[Data entries]
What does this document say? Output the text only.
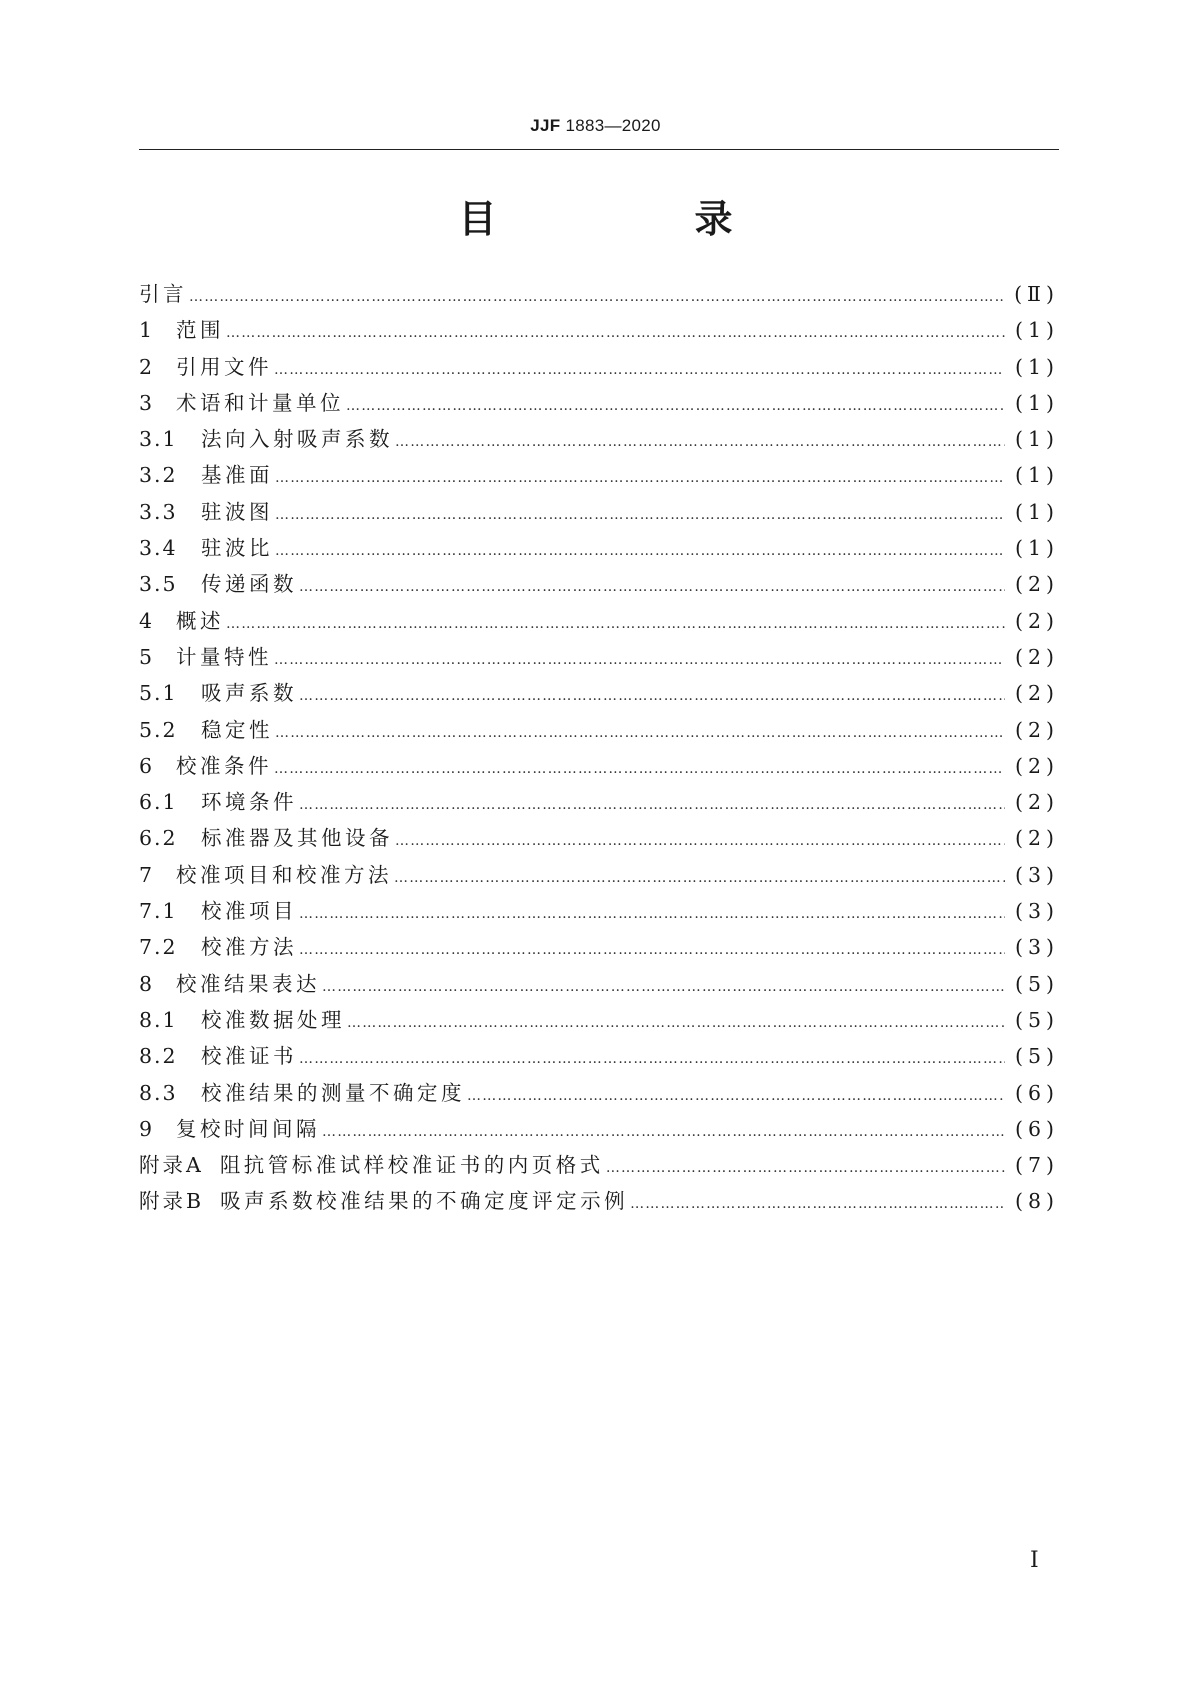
JJF 1883—2020
目　录
引言 ……………………………………………………………………………………………………………………………………………………………………………………………………………………………………………………………………	(Ⅱ)
1	范围 ……………………………………………………………………………………………………………………………………………………………………………………………………………………………………………………………………	(1)
2	引用文件 ……………………………………………………………………………………………………………………………………………………………………………………………………………………………………………………………………	(1)
3	术语和计量单位 ……………………………………………………………………………………………………………………………………………………………………………………………………………………………………………………………………	(1)
3.1	法向入射吸声系数 ……………………………………………………………………………………………………………………………………………………………………………………………………………………………………………………………………	(1)
3.2	基准面 ……………………………………………………………………………………………………………………………………………………………………………………………………………………………………………………………………	(1)
3.3	驻波图 ……………………………………………………………………………………………………………………………………………………………………………………………………………………………………………………………………	(1)
3.4	驻波比 ……………………………………………………………………………………………………………………………………………………………………………………………………………………………………………………………………	(1)
3.5	传递函数 ……………………………………………………………………………………………………………………………………………………………………………………………………………………………………………………………………	(2)
4	概述 ……………………………………………………………………………………………………………………………………………………………………………………………………………………………………………………………………	(2)
5	计量特性 ……………………………………………………………………………………………………………………………………………………………………………………………………………………………………………………………………	(2)
5.1	吸声系数 ……………………………………………………………………………………………………………………………………………………………………………………………………………………………………………………………………	(2)
5.2	稳定性 ……………………………………………………………………………………………………………………………………………………………………………………………………………………………………………………………………	(2)
6	校准条件 ……………………………………………………………………………………………………………………………………………………………………………………………………………………………………………………………………	(2)
6.1	环境条件 ……………………………………………………………………………………………………………………………………………………………………………………………………………………………………………………………………	(2)
6.2	标准器及其他设备 ……………………………………………………………………………………………………………………………………………………………………………………………………………………………………………………………………	(2)
7	校准项目和校准方法 ……………………………………………………………………………………………………………………………………………………………………………………………………………………………………………………………………	(3)
7.1	校准项目 ……………………………………………………………………………………………………………………………………………………………………………………………………………………………………………………………………	(3)
7.2	校准方法 ……………………………………………………………………………………………………………………………………………………………………………………………………………………………………………………………………	(3)
8	校准结果表达 ……………………………………………………………………………………………………………………………………………………………………………………………………………………………………………………………………	(5)
8.1	校准数据处理 ……………………………………………………………………………………………………………………………………………………………………………………………………………………………………………………………………	(5)
8.2	校准证书 ……………………………………………………………………………………………………………………………………………………………………………………………………………………………………………………………………	(5)
8.3	校准结果的测量不确定度 ……………………………………………………………………………………………………………………………………………………………………………………………………………………………………………………………………	(6)
9	复校时间间隔 ……………………………………………………………………………………………………………………………………………………………………………………………………………………………………………………………………	(6)
附录A 阻抗管标准试样校准证书的内页格式 ……………………………………………………………………………………………………………………………………………………………………………………………………………………………………………………………………	(7)
附录B 吸声系数校准结果的不确定度评定示例 ……………………………………………………………………………………………………………………………………………………………………………………………………………………………………………………………………	(8)
I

**CHALLENGE:**
Your copy should match the records word for word, with the pictures removed.

**COMPLETE OUTPUT:**
What does this document say? Output the text only.
JJF 1883—2020
目　录
引言 ……………………………………………………………………………………………………………………………………………………………………………………………………………………………………………………………………	(Ⅱ)
1	范围 ……………………………………………………………………………………………………………………………………………………………………………………………………………………………………………………………………	(1)
2	引用文件 ……………………………………………………………………………………………………………………………………………………………………………………………………………………………………………………………………	(1)
3	术语和计量单位 ……………………………………………………………………………………………………………………………………………………………………………………………………………………………………………………………………	(1)
3.1	法向入射吸声系数 ……………………………………………………………………………………………………………………………………………………………………………………………………………………………………………………………………	(1)
3.2	基准面 ……………………………………………………………………………………………………………………………………………………………………………………………………………………………………………………………………	(1)
3.3	驻波图 ……………………………………………………………………………………………………………………………………………………………………………………………………………………………………………………………………	(1)
3.4	驻波比 ……………………………………………………………………………………………………………………………………………………………………………………………………………………………………………………………………	(1)
3.5	传递函数 ……………………………………………………………………………………………………………………………………………………………………………………………………………………………………………………………………	(2)
4	概述 ……………………………………………………………………………………………………………………………………………………………………………………………………………………………………………………………………	(2)
5	计量特性 ……………………………………………………………………………………………………………………………………………………………………………………………………………………………………………………………………	(2)
5.1	吸声系数 ……………………………………………………………………………………………………………………………………………………………………………………………………………………………………………………………………	(2)
5.2	稳定性 ……………………………………………………………………………………………………………………………………………………………………………………………………………………………………………………………………	(2)
6	校准条件 ……………………………………………………………………………………………………………………………………………………………………………………………………………………………………………………………………	(2)
6.1	环境条件 ……………………………………………………………………………………………………………………………………………………………………………………………………………………………………………………………………	(2)
6.2	标准器及其他设备 ……………………………………………………………………………………………………………………………………………………………………………………………………………………………………………………………………	(2)
7	校准项目和校准方法 ……………………………………………………………………………………………………………………………………………………………………………………………………………………………………………………………………	(3)
7.1	校准项目 ……………………………………………………………………………………………………………………………………………………………………………………………………………………………………………………………………	(3)
7.2	校准方法 ……………………………………………………………………………………………………………………………………………………………………………………………………………………………………………………………………	(3)
8	校准结果表达 ……………………………………………………………………………………………………………………………………………………………………………………………………………………………………………………………………	(5)
8.1	校准数据处理 ……………………………………………………………………………………………………………………………………………………………………………………………………………………………………………………………………	(5)
8.2	校准证书 ……………………………………………………………………………………………………………………………………………………………………………………………………………………………………………………………………	(5)
8.3	校准结果的测量不确定度 ……………………………………………………………………………………………………………………………………………………………………………………………………………………………………………………………………	(6)
9	复校时间间隔 ……………………………………………………………………………………………………………………………………………………………………………………………………………………………………………………………………	(6)
附录A 阻抗管标准试样校准证书的内页格式 ……………………………………………………………………………………………………………………………………………………………………………………………………………………………………………………………………	(7)
附录B 吸声系数校准结果的不确定度评定示例 ……………………………………………………………………………………………………………………………………………………………………………………………………………………………………………………………………	(8)
I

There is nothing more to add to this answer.